◆ Work instructions ◆
For the material that follows, list every line containing the word "Today".

Dataset items:

## BEGIN

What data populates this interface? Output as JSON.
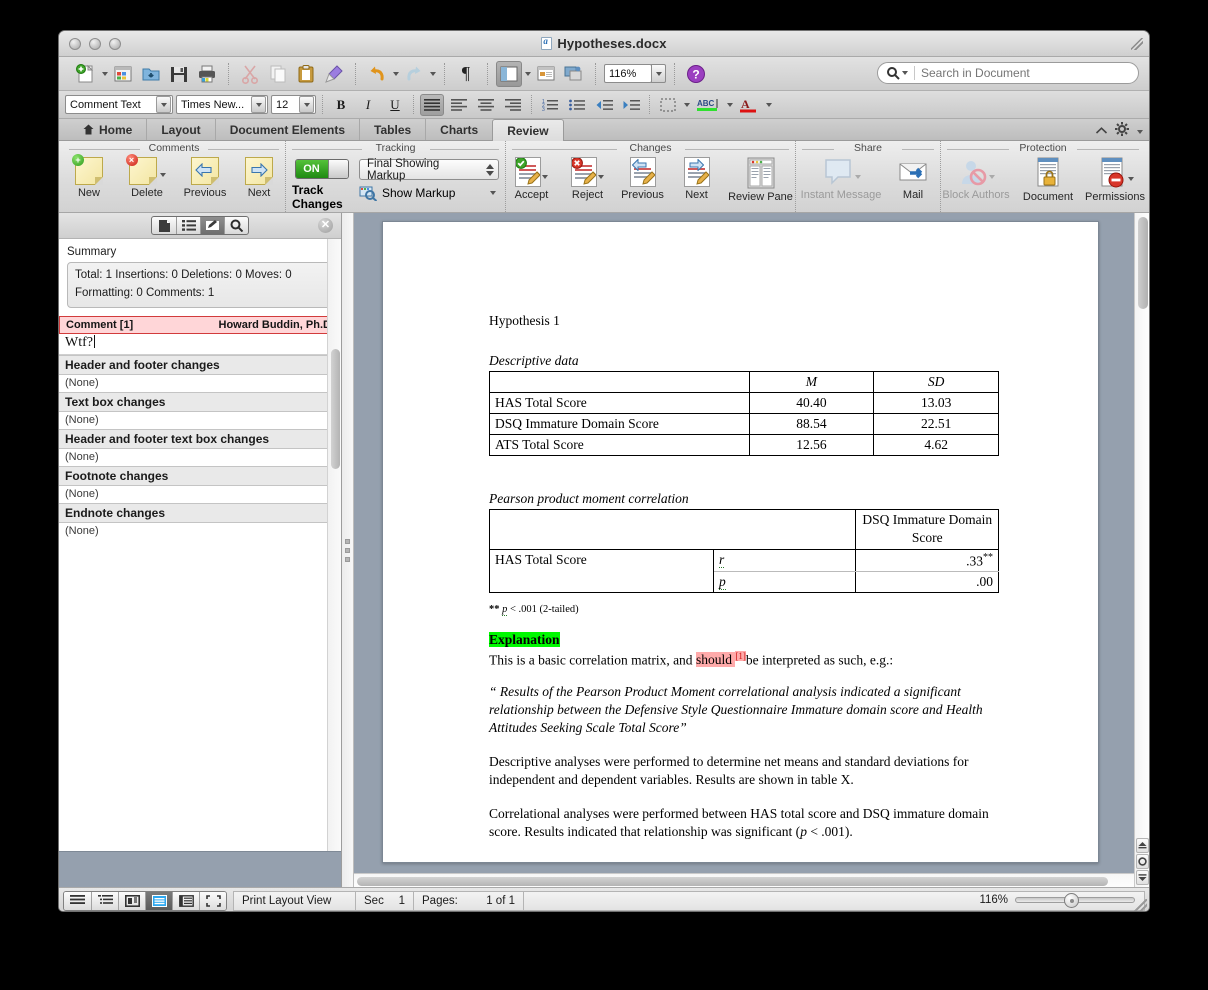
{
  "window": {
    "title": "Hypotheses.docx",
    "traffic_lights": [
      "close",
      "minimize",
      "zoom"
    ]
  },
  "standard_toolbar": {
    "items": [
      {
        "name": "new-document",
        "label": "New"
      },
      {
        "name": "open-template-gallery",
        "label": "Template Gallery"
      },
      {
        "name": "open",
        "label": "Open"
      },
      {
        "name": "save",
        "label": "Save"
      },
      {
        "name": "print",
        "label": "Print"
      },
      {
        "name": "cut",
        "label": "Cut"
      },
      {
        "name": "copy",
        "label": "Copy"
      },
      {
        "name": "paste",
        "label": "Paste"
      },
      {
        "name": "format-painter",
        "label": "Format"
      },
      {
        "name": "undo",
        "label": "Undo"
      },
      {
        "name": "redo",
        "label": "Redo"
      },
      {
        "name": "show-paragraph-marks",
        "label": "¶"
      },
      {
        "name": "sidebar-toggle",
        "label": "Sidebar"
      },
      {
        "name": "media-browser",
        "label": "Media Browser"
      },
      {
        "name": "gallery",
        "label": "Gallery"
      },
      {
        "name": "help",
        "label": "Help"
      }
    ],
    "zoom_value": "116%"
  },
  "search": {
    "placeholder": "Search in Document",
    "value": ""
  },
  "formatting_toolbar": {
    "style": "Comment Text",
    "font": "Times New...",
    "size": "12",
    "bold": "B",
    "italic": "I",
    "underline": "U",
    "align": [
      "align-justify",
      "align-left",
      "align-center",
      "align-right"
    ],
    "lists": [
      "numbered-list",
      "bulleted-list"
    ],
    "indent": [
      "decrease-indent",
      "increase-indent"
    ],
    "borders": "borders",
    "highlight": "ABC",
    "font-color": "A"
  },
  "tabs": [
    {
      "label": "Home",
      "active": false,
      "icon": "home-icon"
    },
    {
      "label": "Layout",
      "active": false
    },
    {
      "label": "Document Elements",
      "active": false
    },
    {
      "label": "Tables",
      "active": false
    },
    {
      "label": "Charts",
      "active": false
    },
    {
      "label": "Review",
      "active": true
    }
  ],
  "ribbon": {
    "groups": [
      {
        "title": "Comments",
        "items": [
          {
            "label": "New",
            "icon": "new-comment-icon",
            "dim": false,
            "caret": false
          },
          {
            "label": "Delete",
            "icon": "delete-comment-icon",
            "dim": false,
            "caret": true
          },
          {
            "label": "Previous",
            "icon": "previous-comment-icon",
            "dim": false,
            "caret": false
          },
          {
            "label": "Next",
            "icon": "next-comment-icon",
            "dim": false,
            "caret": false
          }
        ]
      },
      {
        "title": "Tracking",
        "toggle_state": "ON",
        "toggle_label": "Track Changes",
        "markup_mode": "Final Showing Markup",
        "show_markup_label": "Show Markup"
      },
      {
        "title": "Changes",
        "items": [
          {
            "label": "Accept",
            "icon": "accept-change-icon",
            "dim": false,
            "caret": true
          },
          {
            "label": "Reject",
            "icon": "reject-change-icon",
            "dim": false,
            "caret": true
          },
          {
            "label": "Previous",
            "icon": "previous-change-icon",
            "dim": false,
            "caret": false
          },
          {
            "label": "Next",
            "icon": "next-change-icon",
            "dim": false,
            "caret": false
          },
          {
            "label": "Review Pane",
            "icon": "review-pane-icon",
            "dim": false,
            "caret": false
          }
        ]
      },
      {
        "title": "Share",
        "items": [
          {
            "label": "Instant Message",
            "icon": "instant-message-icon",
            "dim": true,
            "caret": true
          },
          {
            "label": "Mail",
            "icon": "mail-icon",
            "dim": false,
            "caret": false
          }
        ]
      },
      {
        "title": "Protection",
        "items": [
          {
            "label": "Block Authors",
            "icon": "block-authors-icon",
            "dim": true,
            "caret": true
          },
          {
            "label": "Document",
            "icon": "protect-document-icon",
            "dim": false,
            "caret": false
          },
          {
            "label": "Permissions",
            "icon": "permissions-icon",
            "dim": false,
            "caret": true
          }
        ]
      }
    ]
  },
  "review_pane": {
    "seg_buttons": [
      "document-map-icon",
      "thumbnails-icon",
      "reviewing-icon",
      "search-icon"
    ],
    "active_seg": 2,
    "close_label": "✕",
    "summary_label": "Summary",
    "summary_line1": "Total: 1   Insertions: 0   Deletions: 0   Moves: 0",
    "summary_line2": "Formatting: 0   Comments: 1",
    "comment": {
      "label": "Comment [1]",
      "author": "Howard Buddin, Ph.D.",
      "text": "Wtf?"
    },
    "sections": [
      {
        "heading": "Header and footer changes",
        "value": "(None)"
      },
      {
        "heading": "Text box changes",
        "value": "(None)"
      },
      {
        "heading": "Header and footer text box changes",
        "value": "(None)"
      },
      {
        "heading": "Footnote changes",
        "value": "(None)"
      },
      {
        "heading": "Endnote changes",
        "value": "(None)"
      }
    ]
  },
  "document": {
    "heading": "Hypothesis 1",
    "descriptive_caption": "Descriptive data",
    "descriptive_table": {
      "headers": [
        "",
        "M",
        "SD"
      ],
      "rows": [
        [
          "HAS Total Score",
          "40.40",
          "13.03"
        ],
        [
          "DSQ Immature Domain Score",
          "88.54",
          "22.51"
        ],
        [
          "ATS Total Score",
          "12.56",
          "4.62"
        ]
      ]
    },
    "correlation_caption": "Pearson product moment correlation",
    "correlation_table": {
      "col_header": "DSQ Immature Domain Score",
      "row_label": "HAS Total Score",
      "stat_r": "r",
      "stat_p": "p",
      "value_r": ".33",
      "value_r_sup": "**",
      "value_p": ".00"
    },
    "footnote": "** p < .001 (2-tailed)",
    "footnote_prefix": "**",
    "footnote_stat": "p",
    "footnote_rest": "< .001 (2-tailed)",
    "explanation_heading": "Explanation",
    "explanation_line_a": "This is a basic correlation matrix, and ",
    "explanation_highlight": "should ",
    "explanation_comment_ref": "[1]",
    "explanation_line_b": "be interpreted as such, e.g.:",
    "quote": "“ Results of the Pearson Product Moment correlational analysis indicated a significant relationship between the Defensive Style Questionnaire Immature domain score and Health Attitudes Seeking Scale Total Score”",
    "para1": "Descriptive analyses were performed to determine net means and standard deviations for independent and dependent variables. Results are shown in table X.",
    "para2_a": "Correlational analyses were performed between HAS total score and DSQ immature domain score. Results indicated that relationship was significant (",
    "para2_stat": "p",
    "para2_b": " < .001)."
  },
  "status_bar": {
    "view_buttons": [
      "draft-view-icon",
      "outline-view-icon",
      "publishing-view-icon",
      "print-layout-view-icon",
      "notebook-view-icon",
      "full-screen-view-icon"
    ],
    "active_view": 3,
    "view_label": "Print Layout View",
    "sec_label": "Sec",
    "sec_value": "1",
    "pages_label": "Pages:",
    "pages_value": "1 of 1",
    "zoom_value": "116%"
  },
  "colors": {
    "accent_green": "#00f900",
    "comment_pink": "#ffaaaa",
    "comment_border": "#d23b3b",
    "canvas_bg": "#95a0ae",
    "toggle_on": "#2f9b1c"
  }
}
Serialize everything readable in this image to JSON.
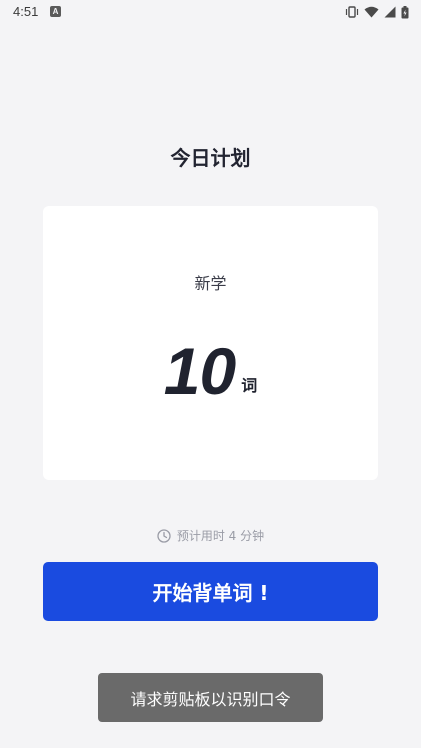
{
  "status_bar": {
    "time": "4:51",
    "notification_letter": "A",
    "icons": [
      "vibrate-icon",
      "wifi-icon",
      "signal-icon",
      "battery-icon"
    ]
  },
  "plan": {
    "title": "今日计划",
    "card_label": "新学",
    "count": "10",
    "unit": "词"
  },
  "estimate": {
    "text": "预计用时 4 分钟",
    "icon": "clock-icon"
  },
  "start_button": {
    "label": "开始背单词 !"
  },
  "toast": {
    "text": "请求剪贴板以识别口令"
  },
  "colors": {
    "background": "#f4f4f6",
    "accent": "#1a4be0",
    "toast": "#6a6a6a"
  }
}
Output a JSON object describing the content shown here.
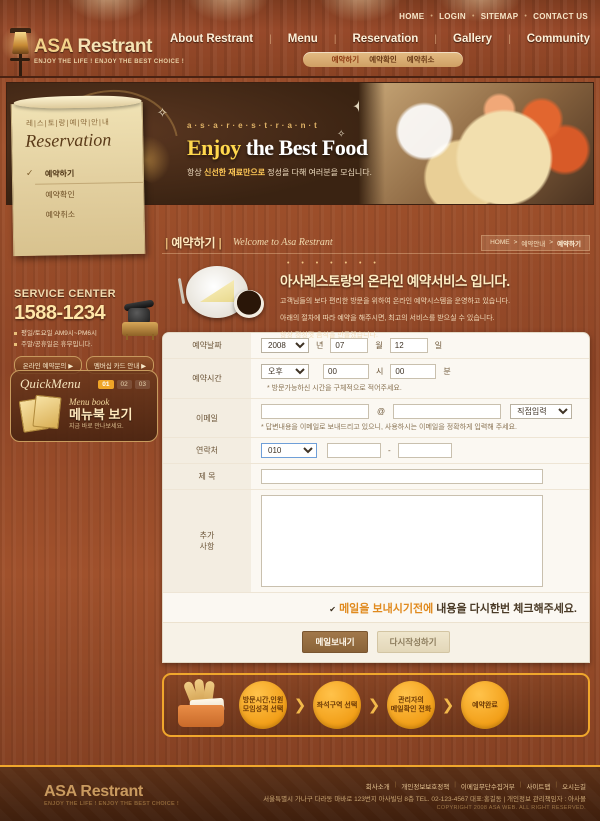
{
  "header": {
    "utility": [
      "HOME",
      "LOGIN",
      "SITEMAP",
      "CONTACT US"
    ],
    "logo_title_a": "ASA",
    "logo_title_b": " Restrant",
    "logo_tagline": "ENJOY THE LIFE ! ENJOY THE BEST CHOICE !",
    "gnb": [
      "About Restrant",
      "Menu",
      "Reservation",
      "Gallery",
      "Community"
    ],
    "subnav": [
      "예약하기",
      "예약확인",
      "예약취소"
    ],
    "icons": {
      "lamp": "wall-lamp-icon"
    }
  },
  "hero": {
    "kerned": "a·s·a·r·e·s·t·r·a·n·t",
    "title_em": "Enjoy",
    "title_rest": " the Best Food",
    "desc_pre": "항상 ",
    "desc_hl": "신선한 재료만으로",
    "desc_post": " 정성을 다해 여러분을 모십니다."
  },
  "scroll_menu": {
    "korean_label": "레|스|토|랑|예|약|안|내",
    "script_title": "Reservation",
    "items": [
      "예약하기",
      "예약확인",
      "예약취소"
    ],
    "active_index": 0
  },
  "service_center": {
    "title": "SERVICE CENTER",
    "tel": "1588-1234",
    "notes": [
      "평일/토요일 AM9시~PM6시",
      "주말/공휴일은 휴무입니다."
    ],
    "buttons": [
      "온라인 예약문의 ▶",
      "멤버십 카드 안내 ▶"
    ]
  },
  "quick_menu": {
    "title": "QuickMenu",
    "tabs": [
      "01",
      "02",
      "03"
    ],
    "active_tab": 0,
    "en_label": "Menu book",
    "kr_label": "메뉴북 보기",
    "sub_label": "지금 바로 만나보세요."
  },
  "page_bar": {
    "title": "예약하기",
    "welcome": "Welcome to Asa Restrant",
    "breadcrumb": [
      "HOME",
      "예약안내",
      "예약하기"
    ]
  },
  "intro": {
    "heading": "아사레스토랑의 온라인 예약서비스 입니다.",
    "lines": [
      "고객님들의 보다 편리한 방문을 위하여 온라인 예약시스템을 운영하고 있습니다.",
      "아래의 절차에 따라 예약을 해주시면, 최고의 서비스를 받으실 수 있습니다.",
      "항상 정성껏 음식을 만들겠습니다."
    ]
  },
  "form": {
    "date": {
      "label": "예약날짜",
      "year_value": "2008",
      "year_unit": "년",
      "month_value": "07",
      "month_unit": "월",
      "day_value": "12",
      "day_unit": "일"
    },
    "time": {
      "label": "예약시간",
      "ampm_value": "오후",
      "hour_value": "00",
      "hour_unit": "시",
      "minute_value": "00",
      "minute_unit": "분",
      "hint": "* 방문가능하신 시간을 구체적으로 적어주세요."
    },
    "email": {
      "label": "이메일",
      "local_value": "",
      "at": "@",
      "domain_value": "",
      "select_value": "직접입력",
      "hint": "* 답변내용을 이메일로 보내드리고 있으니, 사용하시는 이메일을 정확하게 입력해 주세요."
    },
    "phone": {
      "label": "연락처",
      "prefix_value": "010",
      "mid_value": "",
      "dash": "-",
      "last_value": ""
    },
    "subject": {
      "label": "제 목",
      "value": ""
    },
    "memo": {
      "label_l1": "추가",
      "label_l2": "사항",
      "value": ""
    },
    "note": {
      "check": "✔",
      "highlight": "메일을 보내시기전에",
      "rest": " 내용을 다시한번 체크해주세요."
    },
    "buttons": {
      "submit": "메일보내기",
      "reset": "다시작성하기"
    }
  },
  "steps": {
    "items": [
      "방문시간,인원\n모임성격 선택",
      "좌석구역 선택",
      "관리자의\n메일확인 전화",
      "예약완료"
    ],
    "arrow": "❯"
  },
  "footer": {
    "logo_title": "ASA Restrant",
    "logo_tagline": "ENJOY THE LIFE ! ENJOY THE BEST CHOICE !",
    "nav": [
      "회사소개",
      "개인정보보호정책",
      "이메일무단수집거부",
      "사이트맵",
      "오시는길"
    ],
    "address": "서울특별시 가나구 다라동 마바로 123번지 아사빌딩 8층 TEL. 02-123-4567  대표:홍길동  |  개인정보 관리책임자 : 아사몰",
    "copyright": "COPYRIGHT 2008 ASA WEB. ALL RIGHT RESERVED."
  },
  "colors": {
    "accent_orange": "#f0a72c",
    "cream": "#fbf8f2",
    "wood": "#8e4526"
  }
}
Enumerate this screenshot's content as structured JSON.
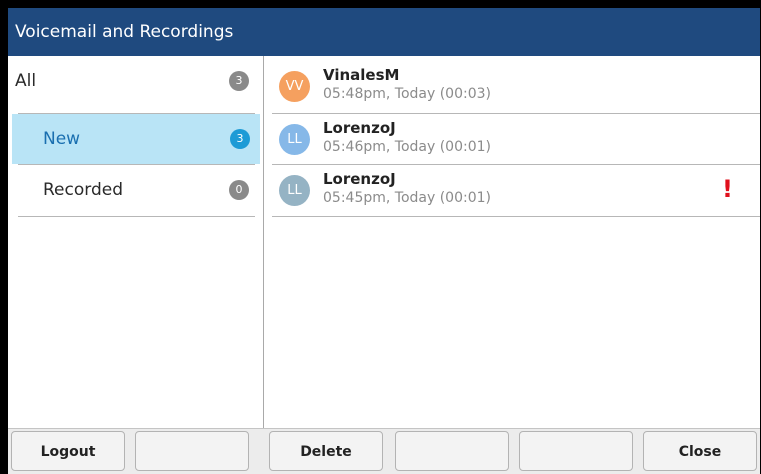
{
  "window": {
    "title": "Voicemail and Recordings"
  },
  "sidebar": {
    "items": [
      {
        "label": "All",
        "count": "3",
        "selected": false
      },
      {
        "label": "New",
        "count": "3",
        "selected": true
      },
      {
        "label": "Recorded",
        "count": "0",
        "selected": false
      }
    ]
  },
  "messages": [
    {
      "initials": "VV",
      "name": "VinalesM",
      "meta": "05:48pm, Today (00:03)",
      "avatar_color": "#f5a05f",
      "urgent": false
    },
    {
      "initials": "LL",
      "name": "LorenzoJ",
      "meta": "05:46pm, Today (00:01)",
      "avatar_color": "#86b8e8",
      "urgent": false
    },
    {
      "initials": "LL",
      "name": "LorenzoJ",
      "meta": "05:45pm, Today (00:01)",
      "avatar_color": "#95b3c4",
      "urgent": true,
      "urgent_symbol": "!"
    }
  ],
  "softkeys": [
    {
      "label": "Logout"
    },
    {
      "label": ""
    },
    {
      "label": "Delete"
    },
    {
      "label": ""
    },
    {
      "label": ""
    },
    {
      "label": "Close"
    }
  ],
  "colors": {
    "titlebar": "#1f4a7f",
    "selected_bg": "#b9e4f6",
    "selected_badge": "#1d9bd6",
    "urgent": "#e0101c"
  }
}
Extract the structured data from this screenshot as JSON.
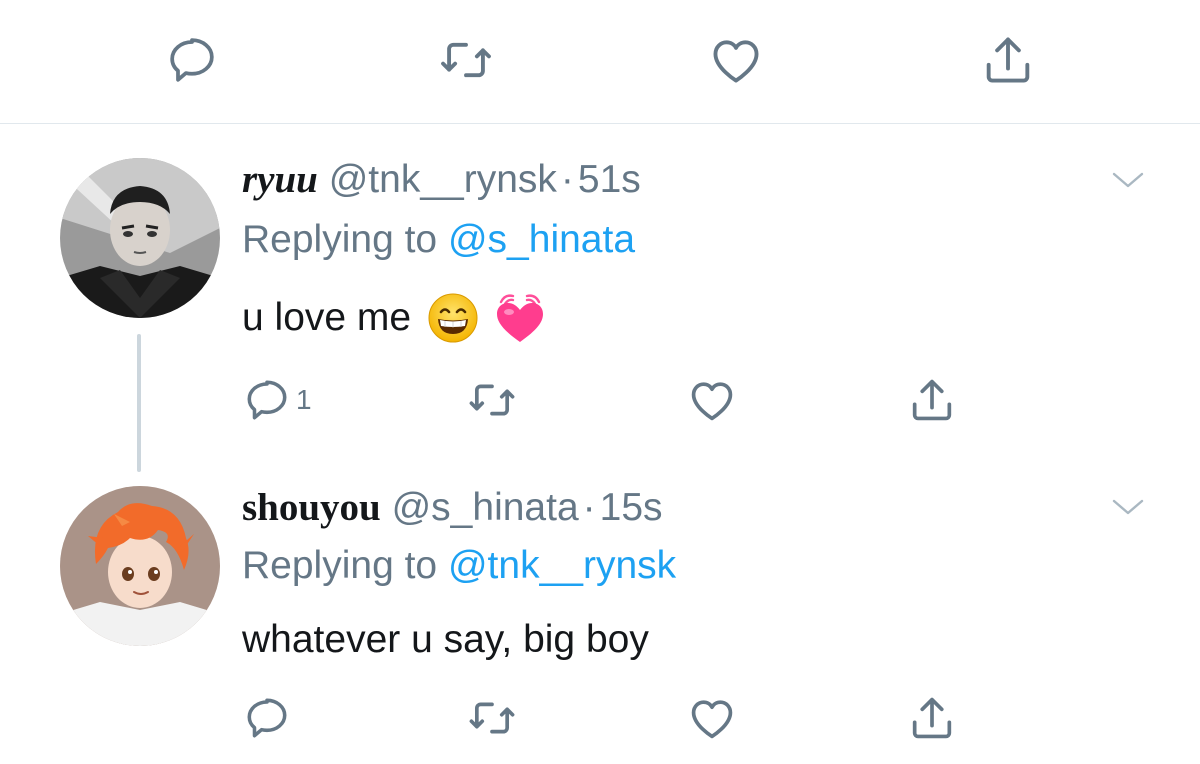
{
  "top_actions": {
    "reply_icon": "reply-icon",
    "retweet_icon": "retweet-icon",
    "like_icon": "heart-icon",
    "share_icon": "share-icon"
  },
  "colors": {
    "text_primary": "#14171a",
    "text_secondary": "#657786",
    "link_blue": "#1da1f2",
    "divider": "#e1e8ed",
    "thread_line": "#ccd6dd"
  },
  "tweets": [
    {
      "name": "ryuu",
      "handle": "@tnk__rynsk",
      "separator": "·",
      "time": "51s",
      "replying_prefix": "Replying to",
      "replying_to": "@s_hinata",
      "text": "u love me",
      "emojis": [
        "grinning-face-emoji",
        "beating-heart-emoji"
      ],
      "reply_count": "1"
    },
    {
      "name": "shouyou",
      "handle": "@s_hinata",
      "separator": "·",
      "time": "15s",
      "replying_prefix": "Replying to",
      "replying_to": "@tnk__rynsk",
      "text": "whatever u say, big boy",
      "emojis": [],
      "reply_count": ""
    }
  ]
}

## END

◆ Task result ◆
      "meta": "05:48pm, Today (00:03)",
      "meta": "05:46pm, Today (00:01)",
      "meta": "05:45pm, Today (00:01)",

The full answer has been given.